━━━━━ Provided records ━━━━━

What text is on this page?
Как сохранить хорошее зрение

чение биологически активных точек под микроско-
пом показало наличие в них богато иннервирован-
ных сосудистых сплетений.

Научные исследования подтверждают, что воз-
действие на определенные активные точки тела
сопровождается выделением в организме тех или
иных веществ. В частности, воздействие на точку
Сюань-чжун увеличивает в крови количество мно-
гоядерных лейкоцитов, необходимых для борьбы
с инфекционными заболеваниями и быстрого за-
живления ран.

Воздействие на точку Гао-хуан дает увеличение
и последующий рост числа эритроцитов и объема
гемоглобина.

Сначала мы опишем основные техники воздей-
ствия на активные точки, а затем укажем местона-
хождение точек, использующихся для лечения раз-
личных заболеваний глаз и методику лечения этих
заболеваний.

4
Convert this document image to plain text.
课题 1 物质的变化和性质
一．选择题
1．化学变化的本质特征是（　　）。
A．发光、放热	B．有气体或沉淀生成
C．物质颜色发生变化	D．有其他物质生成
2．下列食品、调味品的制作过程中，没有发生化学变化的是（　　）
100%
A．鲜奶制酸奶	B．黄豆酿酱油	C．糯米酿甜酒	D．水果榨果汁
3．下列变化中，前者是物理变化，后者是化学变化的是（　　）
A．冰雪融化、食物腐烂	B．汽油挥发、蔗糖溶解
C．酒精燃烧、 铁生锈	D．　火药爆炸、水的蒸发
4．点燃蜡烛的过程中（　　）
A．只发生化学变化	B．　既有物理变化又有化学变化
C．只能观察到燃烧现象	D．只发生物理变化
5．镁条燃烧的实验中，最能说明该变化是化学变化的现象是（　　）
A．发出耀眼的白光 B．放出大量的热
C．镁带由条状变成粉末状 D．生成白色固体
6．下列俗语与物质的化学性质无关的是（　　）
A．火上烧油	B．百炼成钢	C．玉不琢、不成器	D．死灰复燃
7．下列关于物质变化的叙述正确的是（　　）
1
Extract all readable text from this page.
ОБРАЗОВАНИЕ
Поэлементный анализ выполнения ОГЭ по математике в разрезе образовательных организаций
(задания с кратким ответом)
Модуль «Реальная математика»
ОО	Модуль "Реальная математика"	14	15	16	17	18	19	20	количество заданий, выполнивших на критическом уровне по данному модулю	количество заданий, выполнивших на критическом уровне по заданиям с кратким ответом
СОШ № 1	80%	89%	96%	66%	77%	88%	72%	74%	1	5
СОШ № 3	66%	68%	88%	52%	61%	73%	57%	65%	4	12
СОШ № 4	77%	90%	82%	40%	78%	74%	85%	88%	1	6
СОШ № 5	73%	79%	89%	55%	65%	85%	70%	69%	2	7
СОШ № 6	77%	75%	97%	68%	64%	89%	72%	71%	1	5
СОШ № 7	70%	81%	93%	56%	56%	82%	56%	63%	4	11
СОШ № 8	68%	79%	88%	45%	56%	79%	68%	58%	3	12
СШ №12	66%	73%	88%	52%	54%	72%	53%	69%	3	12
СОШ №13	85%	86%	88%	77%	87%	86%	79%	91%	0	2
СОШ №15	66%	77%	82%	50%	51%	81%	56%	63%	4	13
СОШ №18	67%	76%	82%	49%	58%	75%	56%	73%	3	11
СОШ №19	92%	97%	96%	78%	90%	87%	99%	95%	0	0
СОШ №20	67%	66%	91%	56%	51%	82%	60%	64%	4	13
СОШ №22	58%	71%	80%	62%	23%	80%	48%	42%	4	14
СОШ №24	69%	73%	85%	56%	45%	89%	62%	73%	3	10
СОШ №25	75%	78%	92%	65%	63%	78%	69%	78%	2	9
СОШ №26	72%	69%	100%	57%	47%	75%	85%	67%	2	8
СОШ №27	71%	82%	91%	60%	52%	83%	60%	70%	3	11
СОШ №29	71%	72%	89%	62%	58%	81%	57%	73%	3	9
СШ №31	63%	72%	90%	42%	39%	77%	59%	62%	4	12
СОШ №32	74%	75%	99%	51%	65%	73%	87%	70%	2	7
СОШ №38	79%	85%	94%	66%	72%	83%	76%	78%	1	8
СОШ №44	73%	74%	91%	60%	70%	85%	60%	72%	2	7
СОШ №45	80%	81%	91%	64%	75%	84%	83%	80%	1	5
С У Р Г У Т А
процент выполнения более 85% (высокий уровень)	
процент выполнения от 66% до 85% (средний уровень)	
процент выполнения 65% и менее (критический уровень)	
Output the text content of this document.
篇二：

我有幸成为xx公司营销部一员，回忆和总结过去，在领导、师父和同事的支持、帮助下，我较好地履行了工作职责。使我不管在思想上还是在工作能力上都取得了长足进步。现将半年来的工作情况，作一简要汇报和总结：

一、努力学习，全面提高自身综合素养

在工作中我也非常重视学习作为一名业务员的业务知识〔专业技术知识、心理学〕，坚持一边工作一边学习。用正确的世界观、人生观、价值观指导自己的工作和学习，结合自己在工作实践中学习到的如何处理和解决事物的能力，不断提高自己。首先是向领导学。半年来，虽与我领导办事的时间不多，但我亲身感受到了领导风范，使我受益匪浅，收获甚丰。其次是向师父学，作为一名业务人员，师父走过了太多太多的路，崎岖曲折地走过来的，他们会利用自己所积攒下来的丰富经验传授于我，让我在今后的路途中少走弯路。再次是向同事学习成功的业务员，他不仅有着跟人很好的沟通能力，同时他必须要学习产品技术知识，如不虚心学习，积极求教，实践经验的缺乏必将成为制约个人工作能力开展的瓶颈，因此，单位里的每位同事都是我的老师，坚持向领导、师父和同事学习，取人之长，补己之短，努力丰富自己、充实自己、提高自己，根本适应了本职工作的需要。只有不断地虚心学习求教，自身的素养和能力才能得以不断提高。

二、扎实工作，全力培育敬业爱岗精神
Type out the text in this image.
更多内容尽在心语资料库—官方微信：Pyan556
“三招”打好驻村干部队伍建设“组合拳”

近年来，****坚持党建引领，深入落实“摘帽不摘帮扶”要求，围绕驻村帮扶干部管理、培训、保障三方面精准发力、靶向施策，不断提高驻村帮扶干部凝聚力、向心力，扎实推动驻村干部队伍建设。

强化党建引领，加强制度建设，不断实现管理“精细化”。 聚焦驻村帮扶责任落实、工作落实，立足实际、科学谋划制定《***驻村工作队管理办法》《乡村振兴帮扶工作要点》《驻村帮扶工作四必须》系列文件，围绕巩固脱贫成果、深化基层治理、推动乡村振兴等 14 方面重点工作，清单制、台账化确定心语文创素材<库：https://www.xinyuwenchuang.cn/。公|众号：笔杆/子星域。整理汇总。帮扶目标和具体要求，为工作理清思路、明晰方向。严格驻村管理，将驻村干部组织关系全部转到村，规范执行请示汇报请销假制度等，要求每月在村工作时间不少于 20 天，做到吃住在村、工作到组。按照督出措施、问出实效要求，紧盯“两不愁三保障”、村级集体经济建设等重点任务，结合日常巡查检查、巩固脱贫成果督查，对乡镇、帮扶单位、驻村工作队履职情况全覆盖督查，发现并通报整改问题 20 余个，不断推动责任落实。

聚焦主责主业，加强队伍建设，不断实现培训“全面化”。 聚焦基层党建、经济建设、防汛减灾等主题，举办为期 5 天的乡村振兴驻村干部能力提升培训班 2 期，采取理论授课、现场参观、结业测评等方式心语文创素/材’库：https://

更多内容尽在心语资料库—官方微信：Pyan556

━━━━━

All of the entries must be quoted exactly; please include each one.

What text is on this page?
Как сохранить хорошее зрение

чение биологически активных точек под микроско-
пом показало наличие в них богато иннервирован-
ных сосудистых сплетений.

Научные исследования подтверждают, что воз-
действие на определенные активные точки тела
сопровождается выделением в организме тех или
иных веществ. В частности, воздействие на точку
Сюань-чжун увеличивает в крови количество мно-
гоядерных лейкоцитов, необходимых для борьбы
с инфекционными заболеваниями и быстрого за-
живления ран.

Воздействие на точку Гао-хуан дает увеличение
и последующий рост числа эритроцитов и объема
гемоглобина.

Сначала мы опишем основные техники воздей-
ствия на активные точки, а затем укажем местона-
хождение точек, использующихся для лечения раз-
личных заболеваний глаз и методику лечения этих
заболеваний.

4
Convert this document image to plain text.
课题 1 物质的变化和性质
一．选择题
1．化学变化的本质特征是（　　）。
A．发光、放热	B．有气体或沉淀生成
C．物质颜色发生变化	D．有其他物质生成
2．下列食品、调味品的制作过程中，没有发生化学变化的是（　　）
100%
A．鲜奶制酸奶	B．黄豆酿酱油	C．糯米酿甜酒	D．水果榨果汁
3．下列变化中，前者是物理变化，后者是化学变化的是（　　）
A．冰雪融化、食物腐烂	B．汽油挥发、蔗糖溶解
C．酒精燃烧、 铁生锈	D．　火药爆炸、水的蒸发
4．点燃蜡烛的过程中（　　）
A．只发生化学变化	B．　既有物理变化又有化学变化
C．只能观察到燃烧现象	D．只发生物理变化
5．镁条燃烧的实验中，最能说明该变化是化学变化的现象是（　　）
A．发出耀眼的白光 B．放出大量的热
C．镁带由条状变成粉末状 D．生成白色固体
6．下列俗语与物质的化学性质无关的是（　　）
A．火上烧油	B．百炼成钢	C．玉不琢、不成器	D．死灰复燃
7．下列关于物质变化的叙述正确的是（　　）
1
Extract all readable text from this page.
ОБРАЗОВАНИЕ
Поэлементный анализ выполнения ОГЭ по математике в разрезе образовательных организаций
(задания с кратким ответом)
Модуль «Реальная математика»
ОО	Модуль "Реальная математика"	14	15	16	17	18	19	20	количество заданий, выполнивших на критическом уровне по данному модулю	количество заданий, выполнивших на критическом уровне по заданиям с кратким ответом
СОШ № 1	80%	89%	96%	66%	77%	88%	72%	74%	1	5
СОШ № 3	66%	68%	88%	52%	61%	73%	57%	65%	4	12
СОШ № 4	77%	90%	82%	40%	78%	74%	85%	88%	1	6
СОШ № 5	73%	79%	89%	55%	65%	85%	70%	69%	2	7
СОШ № 6	77%	75%	97%	68%	64%	89%	72%	71%	1	5
СОШ № 7	70%	81%	93%	56%	56%	82%	56%	63%	4	11
СОШ № 8	68%	79%	88%	45%	56%	79%	68%	58%	3	12
СШ №12	66%	73%	88%	52%	54%	72%	53%	69%	3	12
СОШ №13	85%	86%	88%	77%	87%	86%	79%	91%	0	2
СОШ №15	66%	77%	82%	50%	51%	81%	56%	63%	4	13
СОШ №18	67%	76%	82%	49%	58%	75%	56%	73%	3	11
СОШ №19	92%	97%	96%	78%	90%	87%	99%	95%	0	0
СОШ №20	67%	66%	91%	56%	51%	82%	60%	64%	4	13
СОШ №22	58%	71%	80%	62%	23%	80%	48%	42%	4	14
СОШ №24	69%	73%	85%	56%	45%	89%	62%	73%	3	10
СОШ №25	75%	78%	92%	65%	63%	78%	69%	78%	2	9
СОШ №26	72%	69%	100%	57%	47%	75%	85%	67%	2	8
СОШ №27	71%	82%	91%	60%	52%	83%	60%	70%	3	11
СОШ №29	71%	72%	89%	62%	58%	81%	57%	73%	3	9
СШ №31	63%	72%	90%	42%	39%	77%	59%	62%	4	12
СОШ №32	74%	75%	99%	51%	65%	73%	87%	70%	2	7
СОШ №38	79%	85%	94%	66%	72%	83%	76%	78%	1	8
СОШ №44	73%	74%	91%	60%	70%	85%	60%	72%	2	7
СОШ №45	80%	81%	91%	64%	75%	84%	83%	80%	1	5
С У Р Г У Т А
процент выполнения более 85% (высокий уровень)	
процент выполнения от 66% до 85% (средний уровень)	
процент выполнения 65% и менее (критический уровень)	
Output the text content of this document.
篇二：

我有幸成为xx公司营销部一员，回忆和总结过去，在领导、师父和同事的支持、帮助下，我较好地履行了工作职责。使我不管在思想上还是在工作能力上都取得了长足进步。现将半年来的工作情况，作一简要汇报和总结：

一、努力学习，全面提高自身综合素养

在工作中我也非常重视学习作为一名业务员的业务知识〔专业技术知识、心理学〕，坚持一边工作一边学习。用正确的世界观、人生观、价值观指导自己的工作和学习，结合自己在工作实践中学习到的如何处理和解决事物的能力，不断提高自己。首先是向领导学。半年来，虽与我领导办事的时间不多，但我亲身感受到了领导风范，使我受益匪浅，收获甚丰。其次是向师父学，作为一名业务人员，师父走过了太多太多的路，崎岖曲折地走过来的，他们会利用自己所积攒下来的丰富经验传授于我，让我在今后的路途中少走弯路。再次是向同事学习成功的业务员，他不仅有着跟人很好的沟通能力，同时他必须要学习产品技术知识，如不虚心学习，积极求教，实践经验的缺乏必将成为制约个人工作能力开展的瓶颈，因此，单位里的每位同事都是我的老师，坚持向领导、师父和同事学习，取人之长，补己之短，努力丰富自己、充实自己、提高自己，根本适应了本职工作的需要。只有不断地虚心学习求教，自身的素养和能力才能得以不断提高。

二、扎实工作，全力培育敬业爱岗精神
Type out the text in this image.
更多内容尽在心语资料库—官方微信：Pyan556
“三招”打好驻村干部队伍建设“组合拳”

近年来，****坚持党建引领，深入落实“摘帽不摘帮扶”要求，围绕驻村帮扶干部管理、培训、保障三方面精准发力、靶向施策，不断提高驻村帮扶干部凝聚力、向心力，扎实推动驻村干部队伍建设。

强化党建引领，加强制度建设，不断实现管理“精细化”。 聚焦驻村帮扶责任落实、工作落实，立足实际、科学谋划制定《***驻村工作队管理办法》《乡村振兴帮扶工作要点》《驻村帮扶工作四必须》系列文件，围绕巩固脱贫成果、深化基层治理、推动乡村振兴等 14 方面重点工作，清单制、台账化确定心语文创素材<库：https://www.xinyuwenchuang.cn/。公|众号：笔杆/子星域。整理汇总。帮扶目标和具体要求，为工作理清思路、明晰方向。严格驻村管理，将驻村干部组织关系全部转到村，规范执行请示汇报请销假制度等，要求每月在村工作时间不少于 20 天，做到吃住在村、工作到组。按照督出措施、问出实效要求，紧盯“两不愁三保障”、村级集体经济建设等重点任务，结合日常巡查检查、巩固脱贫成果督查，对乡镇、帮扶单位、驻村工作队履职情况全覆盖督查，发现并通报整改问题 20 余个，不断推动责任落实。

聚焦主责主业，加强队伍建设，不断实现培训“全面化”。 聚焦基层党建、经济建设、防汛减灾等主题，举办为期 5 天的乡村振兴驻村干部能力提升培训班 2 期，采取理论授课、现场参观、结业测评等方式心语文创素/材’库：https://

更多内容尽在心语资料库—官方微信：Pyan556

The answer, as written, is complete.